--- Given data ---
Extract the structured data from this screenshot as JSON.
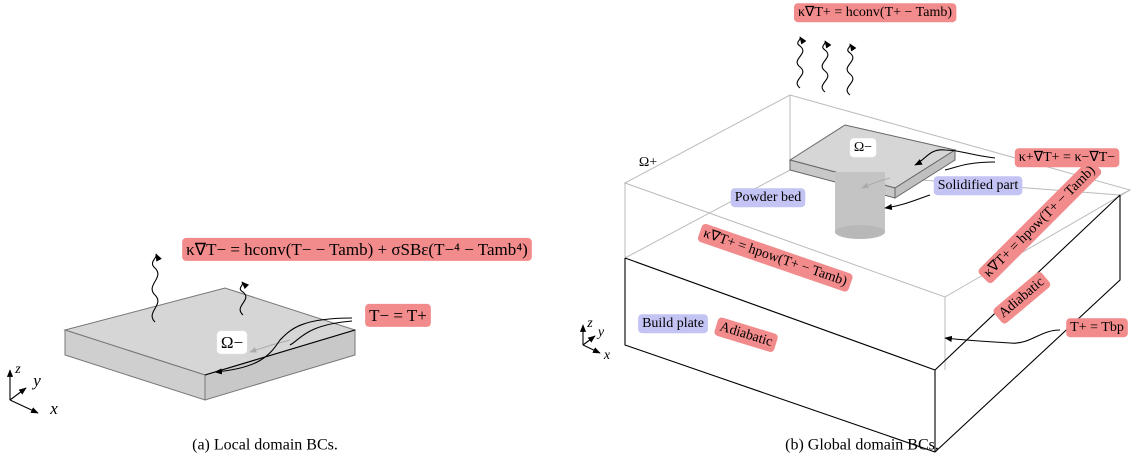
{
  "local": {
    "caption": "(a) Local domain BCs.",
    "top_bc": "κ∇T− = hconv(T− − Tamb) + σSBε(T−⁴ − Tamb⁴)",
    "interface_bc": "T− = T+",
    "domain": "Ω−",
    "axes": {
      "z": "z",
      "y": "y",
      "x": "x"
    }
  },
  "global": {
    "caption": "(b) Global domain BCs.",
    "top_bc": "κ∇T+ = hconv(T+ − Tamb)",
    "interface_bc": "κ+∇T+ = κ−∇T−",
    "inner_domain": "Ω−",
    "outer_domain": "Ω+",
    "powder_bed": "Powder bed",
    "solidified_part": "Solidified part",
    "front_bc": "κ∇T+ = hpow(T+ − Tamb)",
    "side_bc": "κ∇T+ = hpow(T+ − Tamb)",
    "adiabatic_front": "Adiabatic",
    "adiabatic_side": "Adiabatic",
    "build_plate": "Build plate",
    "bottom_bc": "T+ = Tbp",
    "axes": {
      "z": "z",
      "y": "y",
      "x": "x"
    }
  }
}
---
__The request__. Without including any pictures, print each record exactly.

__Exercise result__.
Extract the structured data from this screenshot as JSON.
{
  "local": {
    "caption": "(a) Local domain BCs.",
    "top_bc": "κ∇T− = hconv(T− − Tamb) + σSBε(T−⁴ − Tamb⁴)",
    "interface_bc": "T− = T+",
    "domain": "Ω−",
    "axes": {
      "z": "z",
      "y": "y",
      "x": "x"
    }
  },
  "global": {
    "caption": "(b) Global domain BCs.",
    "top_bc": "κ∇T+ = hconv(T+ − Tamb)",
    "interface_bc": "κ+∇T+ = κ−∇T−",
    "inner_domain": "Ω−",
    "outer_domain": "Ω+",
    "powder_bed": "Powder bed",
    "solidified_part": "Solidified part",
    "front_bc": "κ∇T+ = hpow(T+ − Tamb)",
    "side_bc": "κ∇T+ = hpow(T+ − Tamb)",
    "adiabatic_front": "Adiabatic",
    "adiabatic_side": "Adiabatic",
    "build_plate": "Build plate",
    "bottom_bc": "T+ = Tbp",
    "axes": {
      "z": "z",
      "y": "y",
      "x": "x"
    }
  }
}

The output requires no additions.